* **WHAT NEEDS TO BE DONE**: Tally the lines below that contain "Dashboard". The number is the whole answer.

[Dataset excerpts]
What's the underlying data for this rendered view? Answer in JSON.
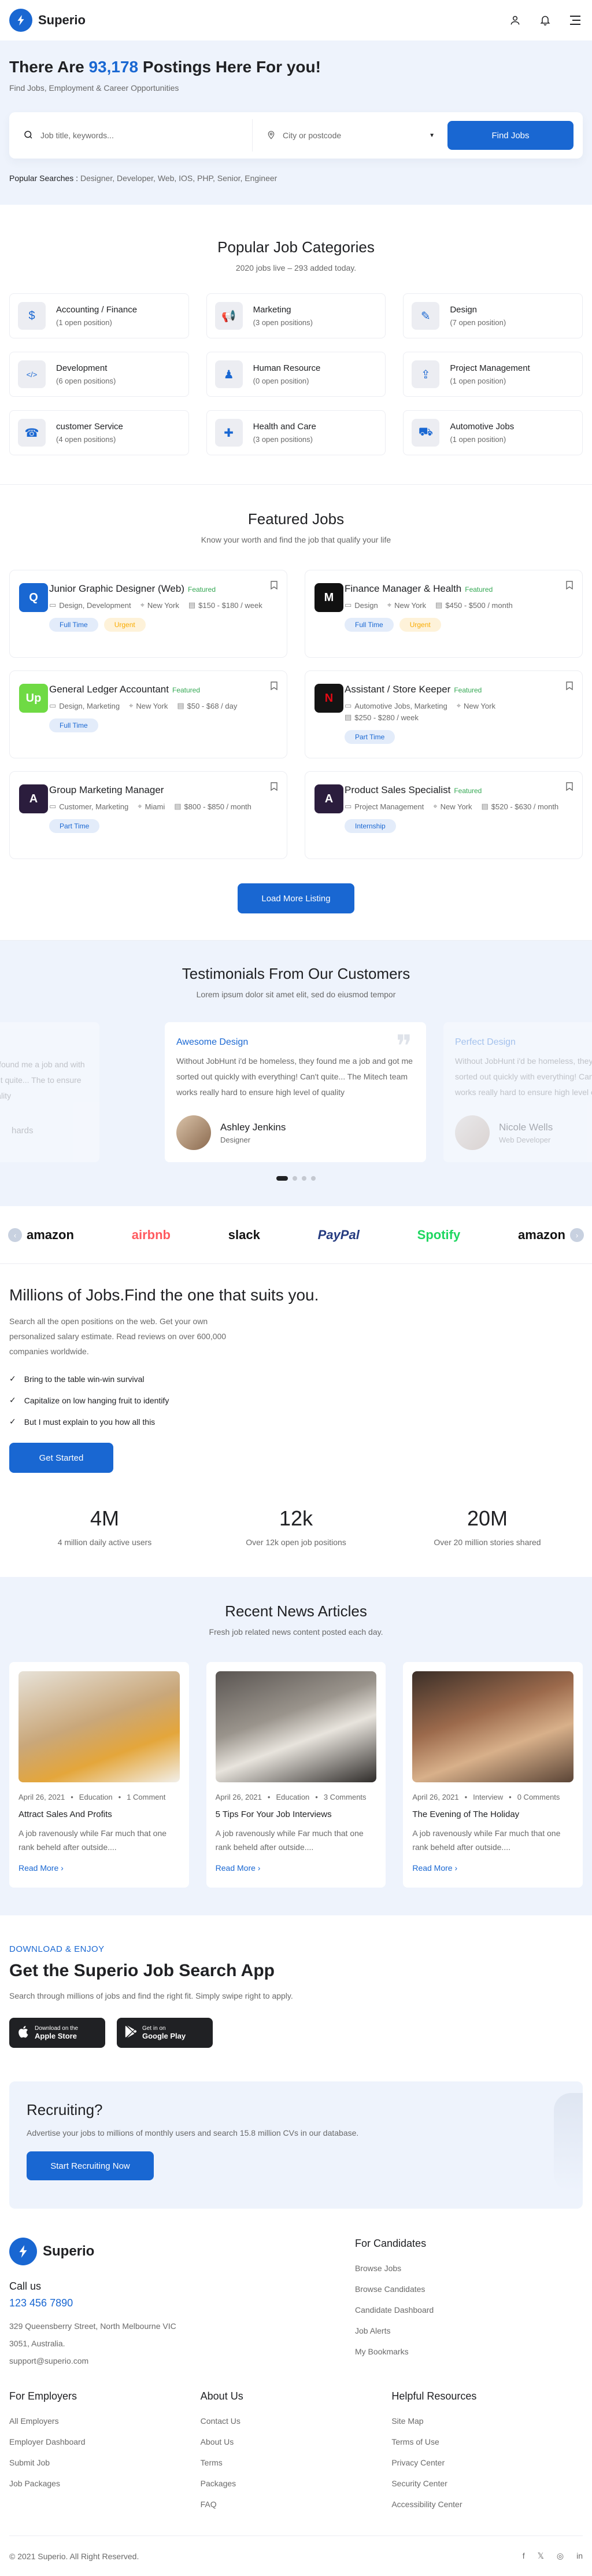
{
  "header": {
    "brand": "Superio"
  },
  "hero": {
    "title_pre": "There Are ",
    "title_count": "93,178",
    "title_post": " Postings Here For you!",
    "subtitle": "Find Jobs, Employment & Career Opportunities",
    "keyword_placeholder": "Job title, keywords...",
    "location_placeholder": "City or postcode",
    "search_button": "Find Jobs",
    "popular_label": "Popular Searches",
    "popular_terms": "Designer, Developer, Web, IOS, PHP, Senior, Engineer"
  },
  "categories": {
    "title": "Popular Job Categories",
    "subtitle": "2020 jobs live – 293 added today.",
    "items": [
      {
        "name": "Accounting / Finance",
        "count": "(1 open position)",
        "icon": "money-icon"
      },
      {
        "name": "Marketing",
        "count": "(3 open positions)",
        "icon": "megaphone-icon"
      },
      {
        "name": "Design",
        "count": "(7 open position)",
        "icon": "vector-icon"
      },
      {
        "name": "Development",
        "count": "(6 open positions)",
        "icon": "code-icon"
      },
      {
        "name": "Human Resource",
        "count": "(0 open position)",
        "icon": "user-tie-icon"
      },
      {
        "name": "Project Management",
        "count": "(1 open position)",
        "icon": "rocket-icon"
      },
      {
        "name": "customer Service",
        "count": "(4 open positions)",
        "icon": "headset-icon"
      },
      {
        "name": "Health and Care",
        "count": "(3 open positions)",
        "icon": "first-aid-icon"
      },
      {
        "name": "Automotive Jobs",
        "count": "(1 open position)",
        "icon": "car-icon"
      }
    ]
  },
  "featured": {
    "title": "Featured Jobs",
    "subtitle": "Know your worth and find the job that qualify your life",
    "featured_label": "Featured",
    "load_more": "Load More Listing",
    "jobs": [
      {
        "title": "Junior Graphic Designer (Web)",
        "featured": true,
        "category": "Design, Development",
        "location": "New York",
        "salary": "$150 - $180 / week",
        "tags": [
          [
            "Full Time",
            "blue"
          ],
          [
            "Urgent",
            "yellow"
          ]
        ],
        "logo": "Q",
        "logo_bg": "#1967d2"
      },
      {
        "title": "Finance Manager & Health",
        "featured": true,
        "category": "Design",
        "location": "New York",
        "salary": "$450 - $500 / month",
        "tags": [
          [
            "Full Time",
            "blue"
          ],
          [
            "Urgent",
            "yellow"
          ]
        ],
        "logo": "M",
        "logo_bg": "#111111"
      },
      {
        "title": "General Ledger Accountant",
        "featured": true,
        "category": "Design, Marketing",
        "location": "New York",
        "salary": "$50 - $68 / day",
        "tags": [
          [
            "Full Time",
            "blue"
          ]
        ],
        "logo": "Up",
        "logo_bg": "#6fda44"
      },
      {
        "title": "Assistant / Store Keeper",
        "featured": true,
        "category": "Automotive Jobs, Marketing",
        "location": "New York",
        "salary": "$250 - $280 / week",
        "tags": [
          [
            "Part Time",
            "blue"
          ]
        ],
        "logo": "N",
        "logo_bg": "#141414"
      },
      {
        "title": "Group Marketing Manager",
        "featured": false,
        "category": "Customer, Marketing",
        "location": "Miami",
        "salary": "$800 - $850 / month",
        "tags": [
          [
            "Part Time",
            "blue"
          ]
        ],
        "logo": "A",
        "logo_bg": "#2b1d3d"
      },
      {
        "title": "Product Sales Specialist",
        "featured": true,
        "category": "Project Management",
        "location": "New York",
        "salary": "$520 - $630 / month",
        "tags": [
          [
            "Internship",
            "blue"
          ]
        ],
        "logo": "A",
        "logo_bg": "#2b1d3d"
      }
    ]
  },
  "testimonials": {
    "title": "Testimonials From Our Customers",
    "subtitle": "Lorem ipsum dolor sit amet elit, sed do eiusmod tempor",
    "left": {
      "text": "homeless, they found me a job and with everything! Can't quite... The to ensure high level of quality",
      "name": "hards"
    },
    "center": {
      "heading": "Awesome Design",
      "text": "Without JobHunt i'd be homeless, they found me a job and got me sorted out quickly with everything! Can't quite... The Mitech team works really hard to ensure high level of quality",
      "name": "Ashley Jenkins",
      "role": "Designer"
    },
    "right": {
      "heading": "Perfect Design",
      "text": "Without JobHunt i'd be homeless, they found me a job and got me sorted out quickly with everything! Can't quite... The Mitech team works really hard to ensure high level of quality",
      "name": "Nicole Wells",
      "role": "Web Developer"
    }
  },
  "brands": [
    {
      "name": "amazon",
      "color": "#111111"
    },
    {
      "name": "airbnb",
      "color": "#ff5a5f"
    },
    {
      "name": "slack",
      "color": "#111111"
    },
    {
      "name": "PayPal",
      "color": "#253b80"
    },
    {
      "name": "Spotify",
      "color": "#1ed760"
    },
    {
      "name": "amazon",
      "color": "#111111"
    }
  ],
  "millions": {
    "title": "Millions of Jobs.Find the one that suits you.",
    "desc": "Search all the open positions on the web. Get your own personalized salary estimate. Read reviews on over 600,000 companies worldwide.",
    "checks": [
      "Bring to the table win-win survival",
      "Capitalize on low hanging fruit to identify",
      "But I must explain to you how all this"
    ],
    "button": "Get Started",
    "stats": [
      {
        "num": "4M",
        "label": "4 million daily active users"
      },
      {
        "num": "12k",
        "label": "Over 12k open job positions"
      },
      {
        "num": "20M",
        "label": "Over 20 million stories shared"
      }
    ]
  },
  "news": {
    "title": "Recent News Articles",
    "subtitle": "Fresh job related news content posted each day.",
    "read_more": "Read More",
    "items": [
      {
        "date": "April 26, 2021",
        "cat": "Education",
        "comments": "1 Comment",
        "title": "Attract Sales And Profits",
        "excerpt": "A job ravenously while Far much that one rank beheld after outside....",
        "img": "linear-gradient(160deg,#e7e2d8 0%,#c9a77a 45%,#e4a63b 70%,#f2efe9 100%)"
      },
      {
        "date": "April 26, 2021",
        "cat": "Education",
        "comments": "3 Comments",
        "title": "5 Tips For Your Job Interviews",
        "excerpt": "A job ravenously while Far much that one rank beheld after outside....",
        "img": "linear-gradient(160deg,#5a5552 0%,#9a948c 40%,#e8e4dd 60%,#2e2b29 100%)"
      },
      {
        "date": "April 26, 2021",
        "cat": "Interview",
        "comments": "0 Comments",
        "title": "The Evening of The Holiday",
        "excerpt": "A job ravenously while Far much that one rank beheld after outside....",
        "img": "linear-gradient(160deg,#3b2f28 0%,#9c6a4c 40%,#d8b08a 65%,#5a4436 100%)"
      }
    ]
  },
  "app": {
    "kicker": "DOWNLOAD & ENJOY",
    "title": "Get the Superio Job Search App",
    "desc": "Search through millions of jobs and find the right fit. Simply swipe right to apply.",
    "apple_small": "Download on the",
    "apple_big": "Apple Store",
    "google_small": "Get in on",
    "google_big": "Google Play"
  },
  "recruit": {
    "title": "Recruiting?",
    "desc": "Advertise your jobs to millions of monthly users and search 15.8 million CVs in our database.",
    "button": "Start Recruiting Now"
  },
  "footer": {
    "brand": "Superio",
    "call_label": "Call us",
    "phone": "123 456 7890",
    "address1": "329 Queensberry Street, North Melbourne VIC",
    "address2": "3051, Australia.",
    "email": "support@superio.com",
    "candidates": {
      "title": "For Candidates",
      "links": [
        "Browse Jobs",
        "Browse Candidates",
        "Candidate Dashboard",
        "Job Alerts",
        "My Bookmarks"
      ]
    },
    "employers": {
      "title": "For Employers",
      "links": [
        "All Employers",
        "Employer Dashboard",
        "Submit Job",
        "Job Packages"
      ]
    },
    "about": {
      "title": "About Us",
      "links": [
        "Contact Us",
        "About Us",
        "Terms",
        "Packages",
        "FAQ"
      ]
    },
    "resources": {
      "title": "Helpful Resources",
      "links": [
        "Site Map",
        "Terms of Use",
        "Privacy Center",
        "Security Center",
        "Accessibility Center"
      ]
    },
    "copyright": "© 2021 Superio. All Right Reserved."
  }
}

* **EXERCISE RESPONSE**: 2